_PROVIDED INFORMATION_
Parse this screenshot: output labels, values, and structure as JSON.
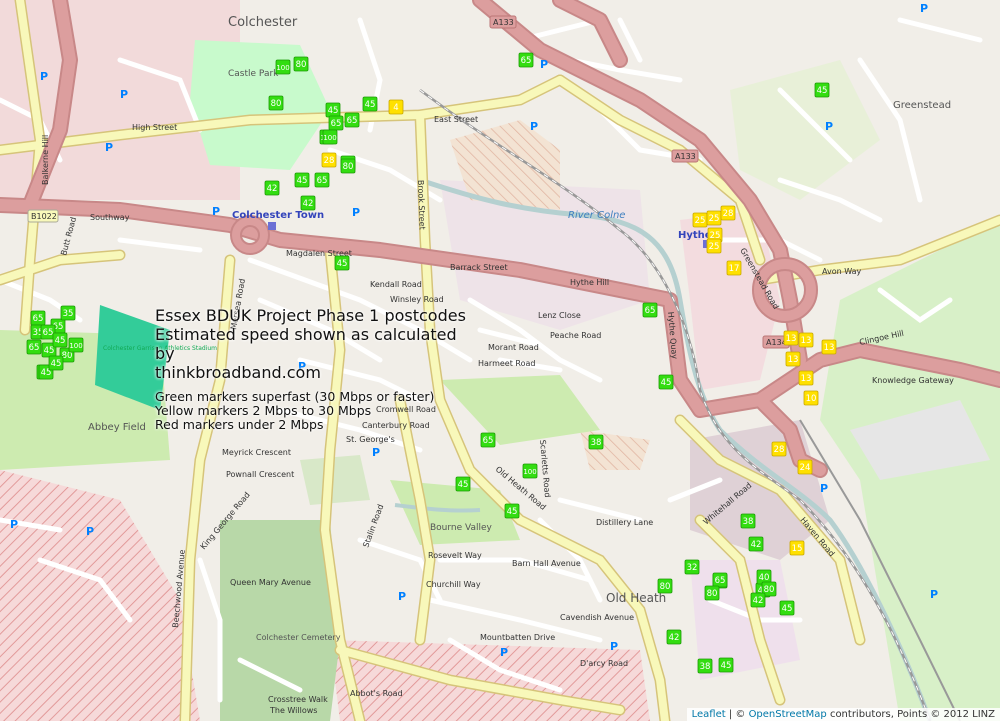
{
  "legend": {
    "title_line1": "Essex BDUK Project Phase 1 postcodes",
    "title_line2": "Estimated speed shown as calculated by",
    "title_line3": "thinkbroadband.com",
    "line_green": "Green markers superfast (30 Mbps or faster)",
    "line_yellow": "Yellow markers 2 Mbps to 30 Mbps",
    "line_red": "Red markers under 2 Mbps"
  },
  "attribution": {
    "leaflet": "Leaflet",
    "separator": " | © ",
    "osm": "OpenStreetMap",
    "rest": " contributors, Points © 2012 LINZ"
  },
  "colors": {
    "green_marker": "#33dd11",
    "yellow_marker": "#ffe000",
    "park": "#c8facc",
    "industrial": "#dfd1d6",
    "military_hatch": "#e8a0a0",
    "primary_road": "#dc9e9e",
    "secondary_road": "#f8f8ba",
    "water": "#b5d0d0",
    "stadium": "#33cc99"
  },
  "places": [
    {
      "name": "Colchester",
      "kind": "town"
    },
    {
      "name": "Colchester Town",
      "kind": "station"
    },
    {
      "name": "Hythe",
      "kind": "station"
    },
    {
      "name": "Old Heath",
      "kind": "district"
    },
    {
      "name": "Greenstead",
      "kind": "district"
    },
    {
      "name": "Abbey Field",
      "kind": "park"
    },
    {
      "name": "Castle Park",
      "kind": "park"
    },
    {
      "name": "Colchester Cemetery",
      "kind": "cemetery"
    },
    {
      "name": "Colchester Garrison Athletics Stadium",
      "kind": "stadium"
    },
    {
      "name": "Bourne Valley",
      "kind": "park"
    },
    {
      "name": "River Colne",
      "kind": "river"
    }
  ],
  "road_labels": [
    "Southway",
    "Magdalen Street",
    "Barrack Street",
    "Hythe Hill",
    "High Street",
    "East Street",
    "Old Heath Road",
    "Abbot's Road",
    "Mersea Road",
    "Brook Street",
    "Greenstead Road",
    "Clingoe Hill",
    "Avon Way",
    "Haven Road",
    "Knowledge Gateway",
    "Butt Road",
    "Balkerne Hill",
    "Hythe Quay",
    "Whitehall Road",
    "Distillery Lane",
    "Barn Hall Avenue",
    "Cavendish Avenue",
    "Canterbury Road",
    "St. George's",
    "Kendall Road",
    "Winsley Road",
    "Lenz Close",
    "Morant Road",
    "Harmeet Road",
    "Peache Road",
    "Cromwell Road",
    "Rosevelt Way",
    "Churchill Way",
    "Queen Mary Avenue",
    "King George Road",
    "Meyrick Crescent",
    "Pownall Crescent",
    "Crosstree Walk",
    "The Willows",
    "Beechwood Avenue",
    "Mountbatten Drive",
    "D'arcy Road",
    "Stalin Road",
    "Scarletts Road",
    "A133",
    "A134",
    "B1022"
  ],
  "markers": {
    "green": [
      "100",
      "80",
      "80",
      "45",
      "45",
      "65",
      "65",
      "100",
      "100",
      "65",
      "80",
      "80",
      "45",
      "42",
      "42",
      "65",
      "45",
      "65",
      "65",
      "35",
      "35",
      "65",
      "45",
      "45",
      "65",
      "80",
      "45",
      "45",
      "45",
      "100",
      "65",
      "65",
      "38",
      "45",
      "45",
      "100",
      "45",
      "65",
      "42",
      "32",
      "65",
      "80",
      "80",
      "45",
      "40",
      "80",
      "42",
      "45",
      "42",
      "38",
      "38",
      "45",
      "45"
    ],
    "yellow": [
      "4",
      "28",
      "25",
      "25",
      "28",
      "25",
      "25",
      "17",
      "13",
      "13",
      "13",
      "13",
      "13",
      "10",
      "28",
      "24",
      "15"
    ]
  }
}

_TASK INSTRUCTIONS_
Return the records exactly. Don't carry the pictures over.

_REPLY TO THE EXERCISE_
Parse this screenshot: output labels, values, and structure as JSON.
{
  "legend": {
    "title_line1": "Essex BDUK Project Phase 1 postcodes",
    "title_line2": "Estimated speed shown as calculated by",
    "title_line3": "thinkbroadband.com",
    "line_green": "Green markers superfast (30 Mbps or faster)",
    "line_yellow": "Yellow markers 2 Mbps to 30 Mbps",
    "line_red": "Red markers under 2 Mbps"
  },
  "attribution": {
    "leaflet": "Leaflet",
    "separator": " | © ",
    "osm": "OpenStreetMap",
    "rest": " contributors, Points © 2012 LINZ"
  },
  "colors": {
    "green_marker": "#33dd11",
    "yellow_marker": "#ffe000",
    "park": "#c8facc",
    "industrial": "#dfd1d6",
    "military_hatch": "#e8a0a0",
    "primary_road": "#dc9e9e",
    "secondary_road": "#f8f8ba",
    "water": "#b5d0d0",
    "stadium": "#33cc99"
  },
  "places": [
    {
      "name": "Colchester",
      "kind": "town"
    },
    {
      "name": "Colchester Town",
      "kind": "station"
    },
    {
      "name": "Hythe",
      "kind": "station"
    },
    {
      "name": "Old Heath",
      "kind": "district"
    },
    {
      "name": "Greenstead",
      "kind": "district"
    },
    {
      "name": "Abbey Field",
      "kind": "park"
    },
    {
      "name": "Castle Park",
      "kind": "park"
    },
    {
      "name": "Colchester Cemetery",
      "kind": "cemetery"
    },
    {
      "name": "Colchester Garrison Athletics Stadium",
      "kind": "stadium"
    },
    {
      "name": "Bourne Valley",
      "kind": "park"
    },
    {
      "name": "River Colne",
      "kind": "river"
    }
  ],
  "road_labels": [
    "Southway",
    "Magdalen Street",
    "Barrack Street",
    "Hythe Hill",
    "High Street",
    "East Street",
    "Old Heath Road",
    "Abbot's Road",
    "Mersea Road",
    "Brook Street",
    "Greenstead Road",
    "Clingoe Hill",
    "Avon Way",
    "Haven Road",
    "Knowledge Gateway",
    "Butt Road",
    "Balkerne Hill",
    "Hythe Quay",
    "Whitehall Road",
    "Distillery Lane",
    "Barn Hall Avenue",
    "Cavendish Avenue",
    "Canterbury Road",
    "St. George's",
    "Kendall Road",
    "Winsley Road",
    "Lenz Close",
    "Morant Road",
    "Harmeet Road",
    "Peache Road",
    "Cromwell Road",
    "Rosevelt Way",
    "Churchill Way",
    "Queen Mary Avenue",
    "King George Road",
    "Meyrick Crescent",
    "Pownall Crescent",
    "Crosstree Walk",
    "The Willows",
    "Beechwood Avenue",
    "Mountbatten Drive",
    "D'arcy Road",
    "Stalin Road",
    "Scarletts Road",
    "A133",
    "A134",
    "B1022"
  ],
  "markers": {
    "green": [
      "100",
      "80",
      "80",
      "45",
      "45",
      "65",
      "65",
      "100",
      "100",
      "65",
      "80",
      "80",
      "45",
      "42",
      "42",
      "65",
      "45",
      "65",
      "65",
      "35",
      "35",
      "65",
      "45",
      "45",
      "65",
      "80",
      "45",
      "45",
      "45",
      "100",
      "65",
      "65",
      "38",
      "45",
      "45",
      "100",
      "45",
      "65",
      "42",
      "32",
      "65",
      "80",
      "80",
      "45",
      "40",
      "80",
      "42",
      "45",
      "42",
      "38",
      "38",
      "45",
      "45"
    ],
    "yellow": [
      "4",
      "28",
      "25",
      "25",
      "28",
      "25",
      "25",
      "17",
      "13",
      "13",
      "13",
      "13",
      "13",
      "10",
      "28",
      "24",
      "15"
    ]
  }
}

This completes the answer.